# PROBLEM
Repeat each record below exactly as given.

# DATA TO PROCESS
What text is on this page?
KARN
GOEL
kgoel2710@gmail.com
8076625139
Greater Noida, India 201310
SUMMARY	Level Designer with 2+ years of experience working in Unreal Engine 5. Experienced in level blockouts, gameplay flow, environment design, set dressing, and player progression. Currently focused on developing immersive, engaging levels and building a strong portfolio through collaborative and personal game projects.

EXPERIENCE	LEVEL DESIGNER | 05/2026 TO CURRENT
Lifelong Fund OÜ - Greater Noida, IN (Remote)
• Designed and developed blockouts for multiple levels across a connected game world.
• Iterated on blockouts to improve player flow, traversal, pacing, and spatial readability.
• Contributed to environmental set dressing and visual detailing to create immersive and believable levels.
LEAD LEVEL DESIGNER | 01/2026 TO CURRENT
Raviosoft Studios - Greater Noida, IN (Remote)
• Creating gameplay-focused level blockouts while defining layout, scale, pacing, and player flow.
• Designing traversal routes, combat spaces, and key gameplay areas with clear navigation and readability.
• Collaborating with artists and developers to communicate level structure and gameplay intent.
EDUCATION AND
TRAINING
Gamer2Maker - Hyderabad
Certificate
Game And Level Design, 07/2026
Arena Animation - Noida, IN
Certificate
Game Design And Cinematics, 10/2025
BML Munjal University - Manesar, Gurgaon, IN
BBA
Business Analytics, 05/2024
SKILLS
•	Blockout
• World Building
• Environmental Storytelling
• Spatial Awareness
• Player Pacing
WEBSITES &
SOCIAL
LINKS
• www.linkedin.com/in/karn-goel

# THE RESPONSE
What text is on this page?
KARN
GOEL
kgoel2710@gmail.com
8076625139
Greater Noida, India 201310
SUMMARY	Level Designer with 2+ years of experience working in Unreal Engine 5. Experienced in level blockouts, gameplay flow, environment design, set dressing, and player progression. Currently focused on developing immersive, engaging levels and building a strong portfolio through collaborative and personal game projects.

EXPERIENCE	LEVEL DESIGNER | 05/2026 TO CURRENT
Lifelong Fund OÜ - Greater Noida, IN (Remote)
• Designed and developed blockouts for multiple levels across a connected game world.
• Iterated on blockouts to improve player flow, traversal, pacing, and spatial readability.
• Contributed to environmental set dressing and visual detailing to create immersive and believable levels.
LEAD LEVEL DESIGNER | 01/2026 TO CURRENT
Raviosoft Studios - Greater Noida, IN (Remote)
• Creating gameplay-focused level blockouts while defining layout, scale, pacing, and player flow.
• Designing traversal routes, combat spaces, and key gameplay areas with clear navigation and readability.
• Collaborating with artists and developers to communicate level structure and gameplay intent.
EDUCATION AND
TRAINING
Gamer2Maker - Hyderabad
Certificate
Game And Level Design, 07/2026
Arena Animation - Noida, IN
Certificate
Game Design And Cinematics, 10/2025
BML Munjal University - Manesar, Gurgaon, IN
BBA
Business Analytics, 05/2024
SKILLS
•	Blockout
• World Building
• Environmental Storytelling
• Spatial Awareness
• Player Pacing
WEBSITES &
SOCIAL
LINKS
• www.linkedin.com/in/karn-goel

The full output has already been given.